*Text to read:*
◆ ◆ ◆ ◆ ◆ ◆ ◆

The project had numerous risks that put this overall project into one of the riskiest that I had ever undertaken. To start with, the environment that we were to be operating in was in an active underground mine, a non-trivial industry that has a history of incidents, and as a result of the history, has high amounts of controls for hazard and risks. Adding a large drone and cutting-edge autonomous technology into the mix only heightened the stakes. We needed to exercise extreme caution and meticulous risk management.

Despite the challenges, most of the project went smoothly. We identified the majority of hazards before setting foot in the mine. We had PPE (personal protective equipment), processes, patterns, operational protocols, rehearsals before each flight, flight briefings, walkthroughs, and physical barriers in place.

But then came the wildcard: the development of the automation and its interaction with the environment.

On the day it all went wrong, the team had been discussing how to enable a new mode that would fly through virtual waypoints in the GNSS-denied environment. We planned to remove the wall object collision routine, which had been tested by manually flying into walls, chains, wires, and vehicles.

With the pre-flight safety brief and flight plan completed, non-flight personnel retreated behind barriers. I, along with the person responsible for monitoring the data, took our positions.

I started the drone, and dust billowed from underneath as it hovered. After a quick control check, our operational protocol took over. I engaged the toggle to put it into the mode that allowed the automation to take over. The drone rose, rotated, and slowly moved towards the first waypoint just ahead of the take-off point.

Then it turned and accelerated towards the next waypoint. Realising it was aiming for the wall instead of the open drive, I yelled, “WALL!” while flicking out of autonomous mode, and putting inputs in to try and avoid the collision.

It was too late.

The drone collided with the wall, and the front propellers shattered on impact with the hard rock, shotcrete, and steel rebar. The rest of the drone continued into the wall, and it was all over in seconds. Too fast for anyone to react, and then, silence.

Out of the corner of my eye, I saw something streak across my field of vision. I looked down to my left and saw a large chunk of the propeller (the one in the image above).

This could have been so much worse.

As the dust settled, the rest of the team emerged from behind the barriers. We all moved slowly towards the crash site, aware that the drone was still active and would remain so until we could remove the power supply.

◆ ◆ ◆ ◆ ◆ ◆ ◆

*Exercise tasks:*
[1] In the rows, update the part that opens with the line containing "List every element" and closes with the line containing "rank-label-7: 7 [17, 19, 20, 31]" by replacing "interactable" with "clickable" and leaving everything else unchanged. Omit the pictures from your answer.
[2] Go on with the account of the drone crash in the underground mine, picking up after its last sentence.
The drone crash account and the rows that come after it are unrelated material.

*Records provided:*
◆ ◆ ◆ ◆ ◆ ◆ ◆

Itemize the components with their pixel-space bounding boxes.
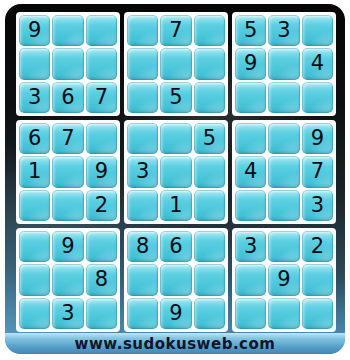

◆ ◆ ◆ ◆ ◆ ◆ ◆

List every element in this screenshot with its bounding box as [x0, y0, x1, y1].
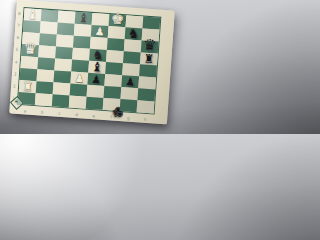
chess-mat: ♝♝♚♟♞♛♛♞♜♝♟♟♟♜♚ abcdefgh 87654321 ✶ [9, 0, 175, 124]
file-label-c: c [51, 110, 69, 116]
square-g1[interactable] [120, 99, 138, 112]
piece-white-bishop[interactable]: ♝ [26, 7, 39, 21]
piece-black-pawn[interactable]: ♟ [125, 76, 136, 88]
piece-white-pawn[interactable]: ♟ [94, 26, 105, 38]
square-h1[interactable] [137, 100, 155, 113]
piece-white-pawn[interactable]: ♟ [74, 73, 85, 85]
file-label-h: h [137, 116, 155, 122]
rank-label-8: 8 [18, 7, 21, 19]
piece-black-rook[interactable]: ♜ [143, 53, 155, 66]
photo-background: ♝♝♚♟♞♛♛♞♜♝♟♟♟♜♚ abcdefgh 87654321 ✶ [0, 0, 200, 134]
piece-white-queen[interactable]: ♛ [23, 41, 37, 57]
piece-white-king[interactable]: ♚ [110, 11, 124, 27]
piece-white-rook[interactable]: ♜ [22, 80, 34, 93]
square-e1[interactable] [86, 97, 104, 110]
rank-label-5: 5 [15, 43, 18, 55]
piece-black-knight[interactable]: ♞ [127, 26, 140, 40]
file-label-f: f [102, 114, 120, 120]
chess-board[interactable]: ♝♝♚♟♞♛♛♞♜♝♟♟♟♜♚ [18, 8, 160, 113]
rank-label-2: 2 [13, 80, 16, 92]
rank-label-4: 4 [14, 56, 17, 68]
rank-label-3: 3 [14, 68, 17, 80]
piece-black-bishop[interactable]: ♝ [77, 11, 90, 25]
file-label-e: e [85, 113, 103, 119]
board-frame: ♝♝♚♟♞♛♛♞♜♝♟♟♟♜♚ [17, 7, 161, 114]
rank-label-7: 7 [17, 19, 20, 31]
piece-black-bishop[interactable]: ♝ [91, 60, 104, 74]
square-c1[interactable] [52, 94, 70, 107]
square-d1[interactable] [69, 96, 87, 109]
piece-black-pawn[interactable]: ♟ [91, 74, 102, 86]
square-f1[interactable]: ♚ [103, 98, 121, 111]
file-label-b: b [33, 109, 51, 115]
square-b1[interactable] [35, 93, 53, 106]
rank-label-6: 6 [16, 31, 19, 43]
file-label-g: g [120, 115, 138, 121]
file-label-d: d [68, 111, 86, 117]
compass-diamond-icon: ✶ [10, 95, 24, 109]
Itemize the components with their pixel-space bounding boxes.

◆ ◆ ◆ ◆ ◆ ◆ ◆

*Task results:*
[1]
List every element in this screenshot with its bounding box as [x0, y0, x1, y1].
chess-mat: ♝♝♚♟♞♛♛♞♜♝♟♟♟♜♚ abcdefgh 87654321 ✶ [9, 0, 175, 124]
file-label-c: c [51, 110, 69, 116]
square-g1[clickable] [120, 99, 138, 112]
piece-white-bishop[clickable]: ♝ [26, 7, 39, 21]
piece-black-pawn[clickable]: ♟ [125, 76, 136, 88]
piece-white-pawn[clickable]: ♟ [94, 26, 105, 38]
square-h1[clickable] [137, 100, 155, 113]
piece-white-pawn[clickable]: ♟ [74, 73, 85, 85]
file-label-h: h [137, 116, 155, 122]
rank-label-8: 8 [18, 7, 21, 19]
piece-black-rook[clickable]: ♜ [143, 53, 155, 66]
photo-background: ♝♝♚♟♞♛♛♞♜♝♟♟♟♜♚ abcdefgh 87654321 ✶ [0, 0, 200, 134]
piece-white-queen[clickable]: ♛ [23, 41, 37, 57]
piece-white-king[clickable]: ♚ [110, 11, 124, 27]
piece-white-rook[clickable]: ♜ [22, 80, 34, 93]
square-e1[clickable] [86, 97, 104, 110]
rank-label-5: 5 [15, 43, 18, 55]
piece-black-knight[clickable]: ♞ [127, 26, 140, 40]
file-label-f: f [102, 114, 120, 120]
chess-board[clickable]: ♝♝♚♟♞♛♛♞♜♝♟♟♟♜♚ [18, 8, 160, 113]
rank-label-2: 2 [13, 80, 16, 92]
rank-label-4: 4 [14, 56, 17, 68]
rank-label-3: 3 [14, 68, 17, 80]
piece-black-bishop[clickable]: ♝ [77, 11, 90, 25]
file-label-e: e [85, 113, 103, 119]
board-frame: ♝♝♚♟♞♛♛♞♜♝♟♟♟♜♚ [17, 7, 161, 114]
rank-label-7: 7 [17, 19, 20, 31]

[2]
The learnings

Until now, the potential consequences of a failure had all been academic, only what had been written down on a piece of paper, and thus far, only small incidents had been observed. This was the first time that I, or someone standing next to me had been at real risk of being seriously injured, and the environment we were in magnified the potential for harm. Some of the specific learnings were:

Proactive Risk Identification:
- I now place greater emphasis on proactively identifying and mitigating risks before they become critical issues. This involves comprehensive risk assessments and scenario planning.
Enhanced Safety Protocols:
- My approach to safety protocols has become more rigorous. I ensure that all team members are well-versed in safety procedures and that these protocols are strictly adhered to during operations.
Holistic Risk Management:
- I now adopt a comprehensive approach to risk management, considering as many possible scenarios and their impacts. This involves integrating risk management into every aspect of operations.
Emphasis on Redundancy:
- I prioritize building redundant systems to ensure reliability and resilience. This approach minimizes the impact of any single point of failure. Also considering how many things are behind a single point of failure.
Balancing Automation with Human Insight:
- While leveraging automation for efficiency, I ensure that human expertise is always available to intervene when necessary. This balance is crucial for effective risk management.
Adaptability and Learning:
- I emphasize the importance of being adaptable and learning from past incidents. This involves regularly reviewing and updating risk management strategies to stay ahead of potential challenges.
Effective Communication:
- Clear and immediate communication, such as yelling “WALL,” is essential in emergency situations. This incident emphasized the need for a well-coordinated team that can respond quickly to unforeseen events.
Continuous Improvement:
- The incident served as a reminder that risk management is an ongoing process. Regularly reviewing and updating safety protocols based on new experiences and technologies is essential.

Risk management is about safely preventing what could happen, in this instance, we have a failure that manifested in something that could have been physically very serious. But I can apply the learnings from this incident to other areas such as risk management in IT and Technology.